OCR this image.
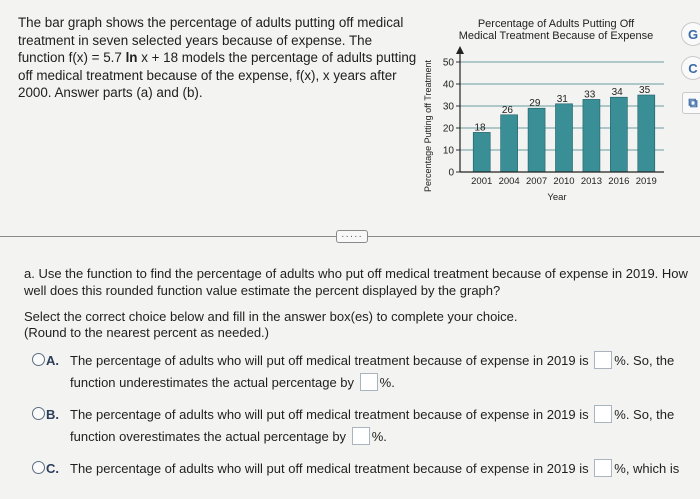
The bar graph shows the percentage of adults putting off medical
treatment in seven selected years because of expense. The
function f(x) = 5.7 ln x + 18 models the percentage of adults putting
off medical treatment because of the expense, f(x), x years after
2000. Answer parts (a) and (b).
Percentage of Adults Putting Off
Medical Treatment Because of Expense
Percentage Putting off Treatment
Year
18
26
29 31 33 34 35
0
10
20
30
40
50
2001 2004 2007 2010 2013 2016 2019
G
C
⧉
·····
a. Use the function to find the percentage of adults who put off medical treatment because of expense in 2019. How well does this rounded function value estimate the percent displayed by the graph?
Select the correct choice below and fill in the answer box(es) to complete your choice.
(Round to the nearest percent as needed.)
A. The percentage of adults who will put off medical treatment because of expense in 2019 is %. So, the
function underestimates the actual percentage by %.
B. The percentage of adults who will put off medical treatment because of expense in 2019 is %. So, the
function overestimates the actual percentage by %.
C. The percentage of adults who will put off medical treatment because of expense in 2019 is %, which is
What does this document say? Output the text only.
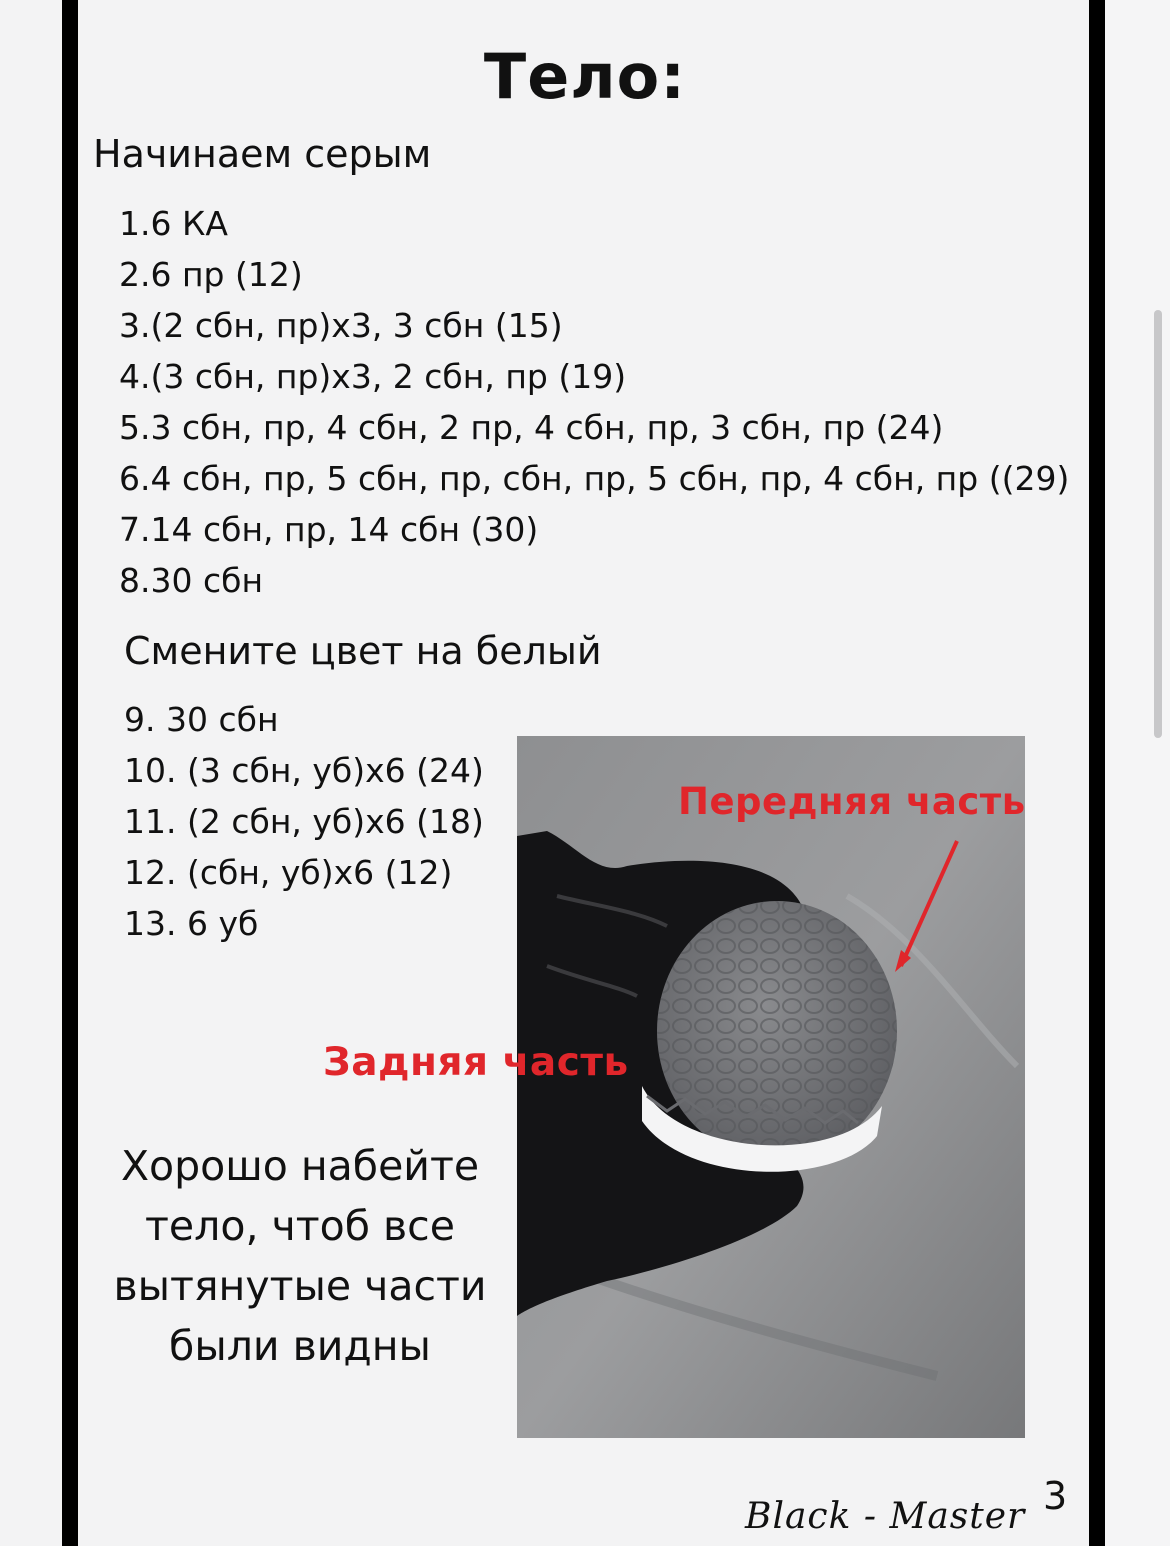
Тело:
Начинаем серым
1.6 КА
2.6 пр (12)
3.(2 сбн, пр)х3, 3 сбн (15)
4.(3 сбн, пр)х3, 2 сбн, пр (19)
5.3 сбн, пр, 4 сбн, 2 пр, 4 сбн, пр, 3 сбн, пр (24)
6.4 сбн, пр, 5 сбн, пр, сбн, пр, 5 сбн, пр, 4 сбн, пр ((29)
7.14 сбн, пр, 14 сбн (30)
8.30 сбн
Смените цвет на белый
9. 30 сбн
10. (3 сбн, уб)х6 (24)
11. (2 сбн, уб)х6 (18)
12. (сбн, уб)х6 (12)
13. 6 уб
Хорошо набейте
тело, чтоб все
вытянутые части
были видны
Задняя часть
Передняя часть
Black - Master 3
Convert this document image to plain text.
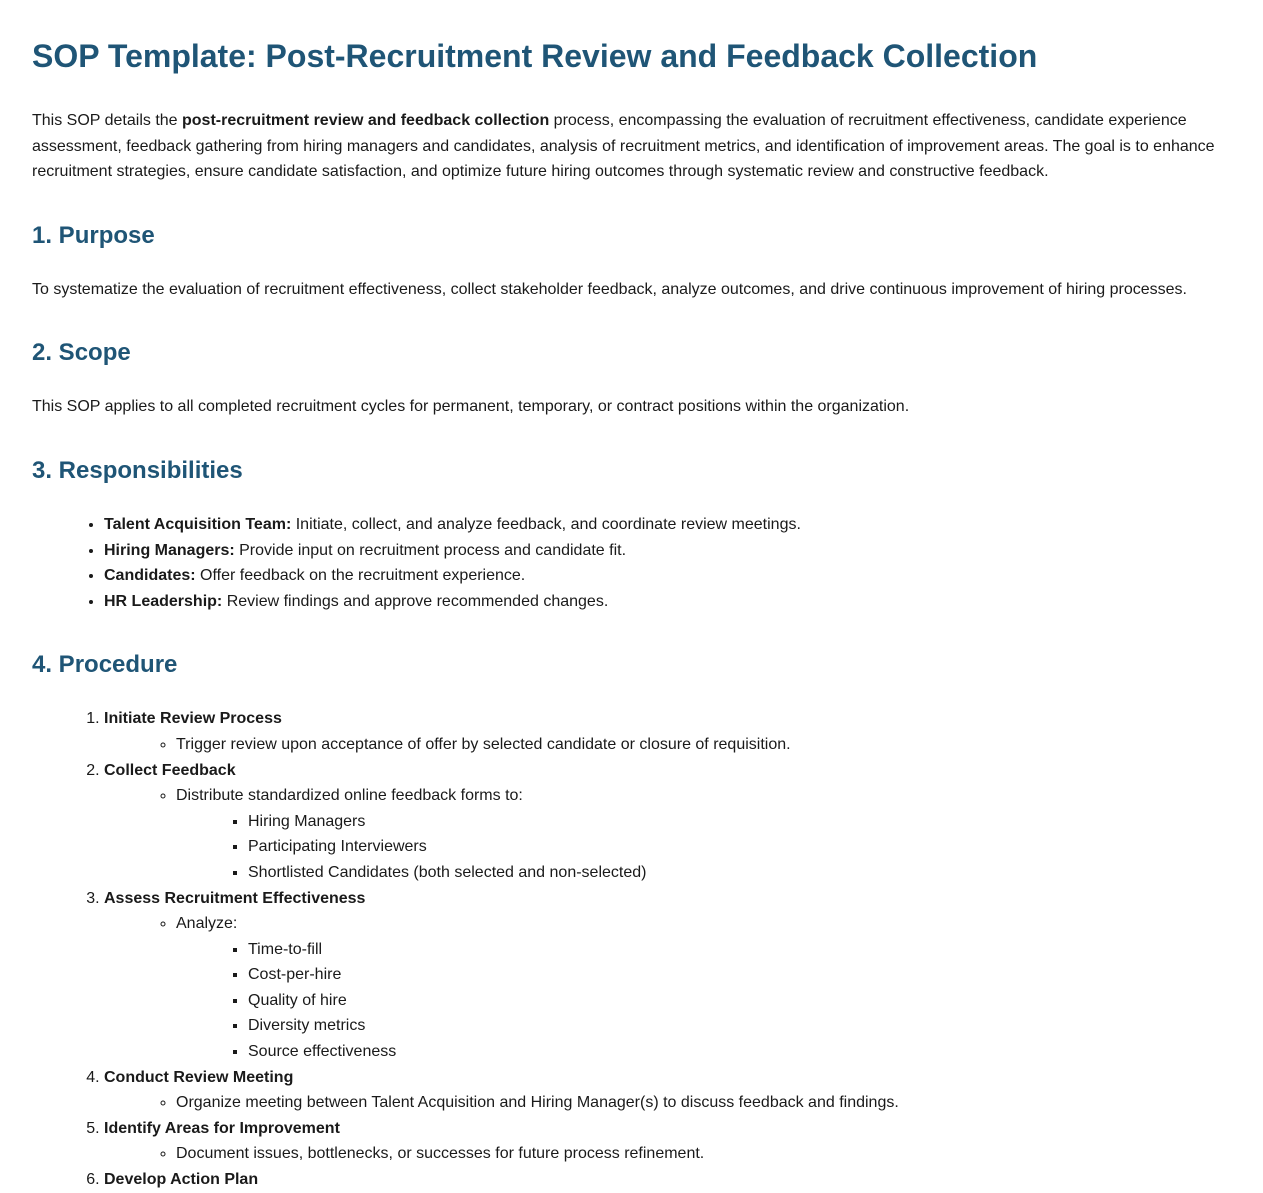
SOP Template: Post-Recruitment Review and Feedback Collection

This SOP details the post-recruitment review and feedback collection process, encompassing the evaluation of recruitment effectiveness, candidate experience assessment, feedback gathering from hiring managers and candidates, analysis of recruitment metrics, and identification of improvement areas. The goal is to enhance recruitment strategies, ensure candidate satisfaction, and optimize future hiring outcomes through systematic review and constructive feedback.

1. Purpose

To systematize the evaluation of recruitment effectiveness, collect stakeholder feedback, analyze outcomes, and drive continuous improvement of hiring processes.

2. Scope

This SOP applies to all completed recruitment cycles for permanent, temporary, or contract positions within the organization.

3. Responsibilities
• Talent Acquisition Team: Initiate, collect, and analyze feedback, and coordinate review meetings.
• Hiring Managers: Provide input on recruitment process and candidate fit.
• Candidates: Offer feedback on the recruitment experience.
• HR Leadership: Review findings and approve recommended changes.
4. Procedure
1. Initiate Review Process
◦ Trigger review upon acceptance of offer by selected candidate or closure of requisition.
2. Collect Feedback
◦ Distribute standardized online feedback forms to:
▪ Hiring Managers
▪ Participating Interviewers
▪ Shortlisted Candidates (both selected and non-selected)
3. Assess Recruitment Effectiveness
◦ Analyze:
▪ Time-to-fill
▪ Cost-per-hire
▪ Quality of hire
▪ Diversity metrics
▪ Source effectiveness
4. Conduct Review Meeting
◦ Organize meeting between Talent Acquisition and Hiring Manager(s) to discuss feedback and findings.
5. Identify Areas for Improvement
◦ Document issues, bottlenecks, or successes for future process refinement.
6. Develop Action Plan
──────────────────────────────
--- Required task ---
Can you retype every record above exactly, leaving out the pictures?

--- Solution to this task ---
OCR this image.
The bar graph shows the percentage of adults putting off medical
treatment in seven selected years because of expense. The
function f(x) = 5.7 ln x + 18 models the percentage of adults putting
off medical treatment because of the expense, f(x), x years after
2000. Answer parts (a) and (b).
Percentage of Adults Putting Off
Medical Treatment Because of Expense
Percentage Putting off Treatment
Year
18
26
29 31 33 34 35
0
10
20
30
40
50
2001 2004 2007 2010 2013 2016 2019
G
C
⧉
·····
a. Use the function to find the percentage of adults who put off medical treatment because of expense in 2019. How well does this rounded function value estimate the percent displayed by the graph?
Select the correct choice below and fill in the answer box(es) to complete your choice.
(Round to the nearest percent as needed.)
A. The percentage of adults who will put off medical treatment because of expense in 2019 is %. So, the
function underestimates the actual percentage by %.
B. The percentage of adults who will put off medical treatment because of expense in 2019 is %. So, the
function overestimates the actual percentage by %.
C. The percentage of adults who will put off medical treatment because of expense in 2019 is %, which is
What does this document say? Output the text only.
Тело:
Начинаем серым
1.6 КА
2.6 пр (12)
3.(2 сбн, пр)х3, 3 сбн (15)
4.(3 сбн, пр)х3, 2 сбн, пр (19)
5.3 сбн, пр, 4 сбн, 2 пр, 4 сбн, пр, 3 сбн, пр (24)
6.4 сбн, пр, 5 сбн, пр, сбн, пр, 5 сбн, пр, 4 сбн, пр ((29)
7.14 сбн, пр, 14 сбн (30)
8.30 сбн
Смените цвет на белый
9. 30 сбн
10. (3 сбн, уб)х6 (24)
11. (2 сбн, уб)х6 (18)
12. (сбн, уб)х6 (12)
13. 6 уб
Хорошо набейте
тело, чтоб все
вытянутые части
были видны
Задняя часть
Передняя часть
Black - Master 3
Convert this document image to plain text.
SOP Template: Post-Recruitment Review and Feedback Collection

This SOP details the post-recruitment review and feedback collection process, encompassing the evaluation of recruitment effectiveness, candidate experience assessment, feedback gathering from hiring managers and candidates, analysis of recruitment metrics, and identification of improvement areas. The goal is to enhance recruitment strategies, ensure candidate satisfaction, and optimize future hiring outcomes through systematic review and constructive feedback.

1. Purpose

To systematize the evaluation of recruitment effectiveness, collect stakeholder feedback, analyze outcomes, and drive continuous improvement of hiring processes.

2. Scope

This SOP applies to all completed recruitment cycles for permanent, temporary, or contract positions within the organization.

3. Responsibilities
• Talent Acquisition Team: Initiate, collect, and analyze feedback, and coordinate review meetings.
• Hiring Managers: Provide input on recruitment process and candidate fit.
• Candidates: Offer feedback on the recruitment experience.
• HR Leadership: Review findings and approve recommended changes.
4. Procedure
1. Initiate Review Process
◦ Trigger review upon acceptance of offer by selected candidate or closure of requisition.
2. Collect Feedback
◦ Distribute standardized online feedback forms to:
▪ Hiring Managers
▪ Participating Interviewers
▪ Shortlisted Candidates (both selected and non-selected)
3. Assess Recruitment Effectiveness
◦ Analyze:
▪ Time-to-fill
▪ Cost-per-hire
▪ Quality of hire
▪ Diversity metrics
▪ Source effectiveness
4. Conduct Review Meeting
◦ Organize meeting between Talent Acquisition and Hiring Manager(s) to discuss feedback and findings.
5. Identify Areas for Improvement
◦ Document issues, bottlenecks, or successes for future process refinement.
6. Develop Action Plan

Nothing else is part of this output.